◆ TRY IT ◆
What lines in the records below mention "ytick"? List them all.

[Stored data entries]

__________________________________________________

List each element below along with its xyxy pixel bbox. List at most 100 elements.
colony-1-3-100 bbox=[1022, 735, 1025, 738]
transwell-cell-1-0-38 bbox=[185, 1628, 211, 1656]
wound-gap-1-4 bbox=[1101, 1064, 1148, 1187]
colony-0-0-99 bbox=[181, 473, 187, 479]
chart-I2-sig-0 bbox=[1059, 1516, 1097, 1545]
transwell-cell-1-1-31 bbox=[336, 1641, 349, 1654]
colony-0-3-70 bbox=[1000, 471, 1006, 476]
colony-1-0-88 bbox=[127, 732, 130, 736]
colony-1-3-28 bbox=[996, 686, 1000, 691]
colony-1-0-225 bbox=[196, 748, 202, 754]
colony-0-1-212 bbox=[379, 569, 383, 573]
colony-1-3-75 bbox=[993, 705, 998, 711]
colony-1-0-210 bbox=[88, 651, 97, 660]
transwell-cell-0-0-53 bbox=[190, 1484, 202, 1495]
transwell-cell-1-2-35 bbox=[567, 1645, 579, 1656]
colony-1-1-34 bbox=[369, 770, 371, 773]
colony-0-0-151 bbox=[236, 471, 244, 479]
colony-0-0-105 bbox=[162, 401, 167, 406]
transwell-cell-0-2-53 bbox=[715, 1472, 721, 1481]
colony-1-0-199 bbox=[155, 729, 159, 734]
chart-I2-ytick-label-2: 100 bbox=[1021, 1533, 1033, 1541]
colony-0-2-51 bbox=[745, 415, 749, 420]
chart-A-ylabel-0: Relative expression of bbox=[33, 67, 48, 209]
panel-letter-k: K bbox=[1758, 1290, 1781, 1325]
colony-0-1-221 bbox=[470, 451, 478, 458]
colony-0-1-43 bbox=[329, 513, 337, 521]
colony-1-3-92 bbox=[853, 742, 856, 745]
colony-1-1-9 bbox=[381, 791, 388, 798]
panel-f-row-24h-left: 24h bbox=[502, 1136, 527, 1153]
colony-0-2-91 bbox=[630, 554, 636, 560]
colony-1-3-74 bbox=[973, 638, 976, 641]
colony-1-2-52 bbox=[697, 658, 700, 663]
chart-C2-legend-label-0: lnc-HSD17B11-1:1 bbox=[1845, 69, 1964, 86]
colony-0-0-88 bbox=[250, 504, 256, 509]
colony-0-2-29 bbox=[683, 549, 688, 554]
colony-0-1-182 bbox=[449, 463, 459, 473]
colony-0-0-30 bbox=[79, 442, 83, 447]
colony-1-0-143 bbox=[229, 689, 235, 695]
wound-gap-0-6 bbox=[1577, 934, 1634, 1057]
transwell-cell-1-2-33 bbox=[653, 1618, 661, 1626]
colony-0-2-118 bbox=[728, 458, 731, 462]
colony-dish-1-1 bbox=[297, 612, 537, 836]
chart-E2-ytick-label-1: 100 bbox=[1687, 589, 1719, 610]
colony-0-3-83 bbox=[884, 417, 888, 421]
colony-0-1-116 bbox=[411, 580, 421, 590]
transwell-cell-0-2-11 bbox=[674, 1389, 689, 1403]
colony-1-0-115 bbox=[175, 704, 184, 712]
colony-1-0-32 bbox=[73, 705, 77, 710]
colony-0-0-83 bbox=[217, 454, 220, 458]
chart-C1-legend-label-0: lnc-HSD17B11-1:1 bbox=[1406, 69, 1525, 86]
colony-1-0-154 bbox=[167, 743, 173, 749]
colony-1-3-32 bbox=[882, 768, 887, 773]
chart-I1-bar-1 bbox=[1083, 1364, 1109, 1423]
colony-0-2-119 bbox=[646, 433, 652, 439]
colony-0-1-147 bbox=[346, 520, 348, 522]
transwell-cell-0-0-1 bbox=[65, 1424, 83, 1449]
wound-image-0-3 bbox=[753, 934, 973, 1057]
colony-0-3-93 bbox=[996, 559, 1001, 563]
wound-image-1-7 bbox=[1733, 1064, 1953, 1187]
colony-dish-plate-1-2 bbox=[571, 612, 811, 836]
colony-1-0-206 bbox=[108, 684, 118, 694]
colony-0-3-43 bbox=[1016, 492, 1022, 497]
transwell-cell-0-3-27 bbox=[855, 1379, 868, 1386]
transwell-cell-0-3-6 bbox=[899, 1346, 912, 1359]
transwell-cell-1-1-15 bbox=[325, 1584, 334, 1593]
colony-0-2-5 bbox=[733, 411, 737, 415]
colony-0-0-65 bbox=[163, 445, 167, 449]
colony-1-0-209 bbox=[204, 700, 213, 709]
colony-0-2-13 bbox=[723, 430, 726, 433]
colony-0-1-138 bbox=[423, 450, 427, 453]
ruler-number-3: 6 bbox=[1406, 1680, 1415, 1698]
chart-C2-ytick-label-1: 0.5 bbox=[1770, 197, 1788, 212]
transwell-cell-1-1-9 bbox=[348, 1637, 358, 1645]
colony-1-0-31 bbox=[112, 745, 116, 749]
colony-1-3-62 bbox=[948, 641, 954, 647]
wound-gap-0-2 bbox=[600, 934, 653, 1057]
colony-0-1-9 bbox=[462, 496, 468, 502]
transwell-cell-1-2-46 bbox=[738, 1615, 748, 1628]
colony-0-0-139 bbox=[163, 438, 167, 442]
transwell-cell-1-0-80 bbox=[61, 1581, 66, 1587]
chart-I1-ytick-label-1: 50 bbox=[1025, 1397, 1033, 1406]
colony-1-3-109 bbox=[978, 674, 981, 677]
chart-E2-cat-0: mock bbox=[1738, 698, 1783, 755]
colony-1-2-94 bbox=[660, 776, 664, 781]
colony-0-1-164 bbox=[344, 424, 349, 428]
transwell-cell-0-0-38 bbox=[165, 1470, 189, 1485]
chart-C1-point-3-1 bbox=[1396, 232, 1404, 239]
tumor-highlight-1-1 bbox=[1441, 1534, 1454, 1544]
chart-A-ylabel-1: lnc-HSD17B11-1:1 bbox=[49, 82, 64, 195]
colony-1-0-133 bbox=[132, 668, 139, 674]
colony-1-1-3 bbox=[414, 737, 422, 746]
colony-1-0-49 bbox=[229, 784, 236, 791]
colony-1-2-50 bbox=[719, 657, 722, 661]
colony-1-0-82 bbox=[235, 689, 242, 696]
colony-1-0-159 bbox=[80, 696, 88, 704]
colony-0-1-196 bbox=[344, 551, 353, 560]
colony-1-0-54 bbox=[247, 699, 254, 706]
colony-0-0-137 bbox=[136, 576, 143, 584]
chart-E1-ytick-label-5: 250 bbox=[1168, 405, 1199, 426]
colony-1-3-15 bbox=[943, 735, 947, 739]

__________________________________________________

◆ TASK RESPONSE ◆
chart-I2-ytick-label-2: 100 bbox=[1021, 1533, 1033, 1541]
chart-E2-ytick-label-1: 100 bbox=[1687, 589, 1719, 610]
chart-C2-ytick-label-1: 0.5 bbox=[1770, 197, 1788, 212]
chart-I1-ytick-label-1: 50 bbox=[1025, 1397, 1033, 1406]
chart-E1-ytick-label-5: 250 bbox=[1168, 405, 1199, 426]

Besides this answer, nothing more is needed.